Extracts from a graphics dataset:
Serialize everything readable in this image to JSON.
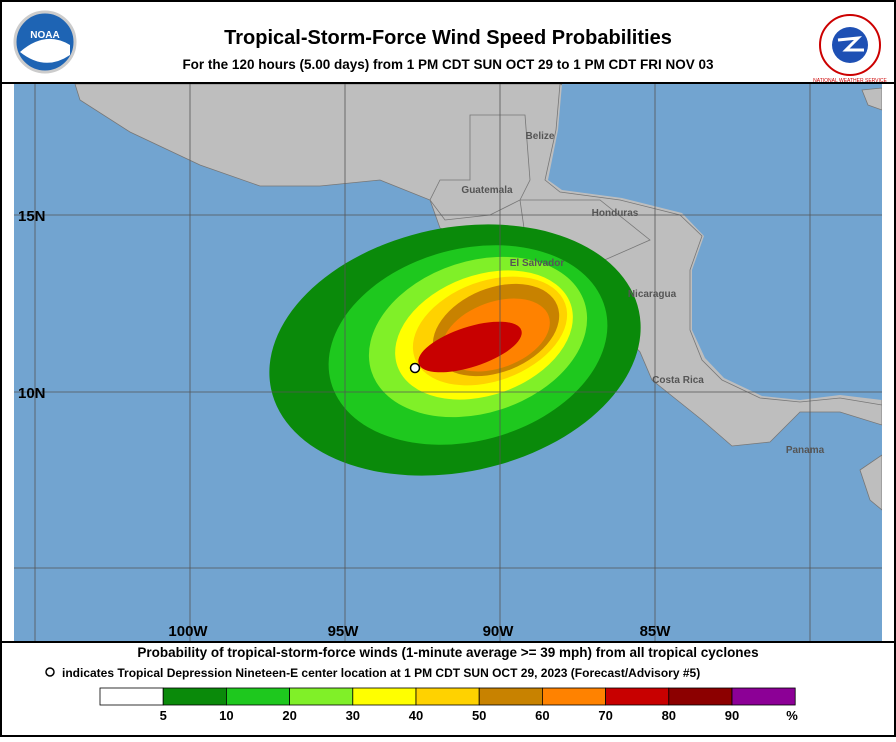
{
  "header": {
    "title": "Tropical-Storm-Force Wind Speed Probabilities",
    "subtitle": "For the 120 hours (5.00 days) from 1 PM CDT SUN OCT 29 to 1 PM CDT FRI NOV 03",
    "left_logo": "NOAA",
    "right_logo": "NATIONAL WEATHER SERVICE"
  },
  "map": {
    "countries": [
      "Belize",
      "Guatemala",
      "Honduras",
      "El Salvador",
      "Nicaragua",
      "Costa Rica",
      "Panama"
    ],
    "latitudes": [
      "15N",
      "10N"
    ],
    "longitudes": [
      "100W",
      "95W",
      "90W",
      "85W"
    ]
  },
  "caption": {
    "line1": "Probability of tropical-storm-force winds (1-minute average >= 39 mph) from all tropical cyclones",
    "line2": "indicates Tropical Depression Nineteen-E center location at 1 PM CDT SUN OCT 29, 2023 (Forecast/Advisory #5)"
  },
  "legend": {
    "labels": [
      "5",
      "10",
      "20",
      "30",
      "40",
      "50",
      "60",
      "70",
      "80",
      "90"
    ],
    "unit": "%",
    "colors": [
      "#ffffff",
      "#0a8a0a",
      "#1ec81e",
      "#80f028",
      "#ffff00",
      "#ffd200",
      "#c88200",
      "#ff8200",
      "#c80000",
      "#8c0000",
      "#8c0096"
    ]
  }
}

■ **EXERCISE INSTRUCTIONS**
Every entry must be reproduced exactly, with the images left out.

■ **RESULT FOR THIS EXERCISE**
Serialize everything readable in this image to JSON.
{
  "header": {
    "title": "Tropical-Storm-Force Wind Speed Probabilities",
    "subtitle": "For the 120 hours (5.00 days) from 1 PM CDT SUN OCT 29 to 1 PM CDT FRI NOV 03",
    "left_logo": "NOAA",
    "right_logo": "NATIONAL WEATHER SERVICE"
  },
  "map": {
    "countries": [
      "Belize",
      "Guatemala",
      "Honduras",
      "El Salvador",
      "Nicaragua",
      "Costa Rica",
      "Panama"
    ],
    "latitudes": [
      "15N",
      "10N"
    ],
    "longitudes": [
      "100W",
      "95W",
      "90W",
      "85W"
    ]
  },
  "caption": {
    "line1": "Probability of tropical-storm-force winds (1-minute average >= 39 mph) from all tropical cyclones",
    "line2": "indicates Tropical Depression Nineteen-E center location at 1 PM CDT SUN OCT 29, 2023 (Forecast/Advisory #5)"
  },
  "legend": {
    "labels": [
      "5",
      "10",
      "20",
      "30",
      "40",
      "50",
      "60",
      "70",
      "80",
      "90"
    ],
    "unit": "%",
    "colors": [
      "#ffffff",
      "#0a8a0a",
      "#1ec81e",
      "#80f028",
      "#ffff00",
      "#ffd200",
      "#c88200",
      "#ff8200",
      "#c80000",
      "#8c0000",
      "#8c0096"
    ]
  }
}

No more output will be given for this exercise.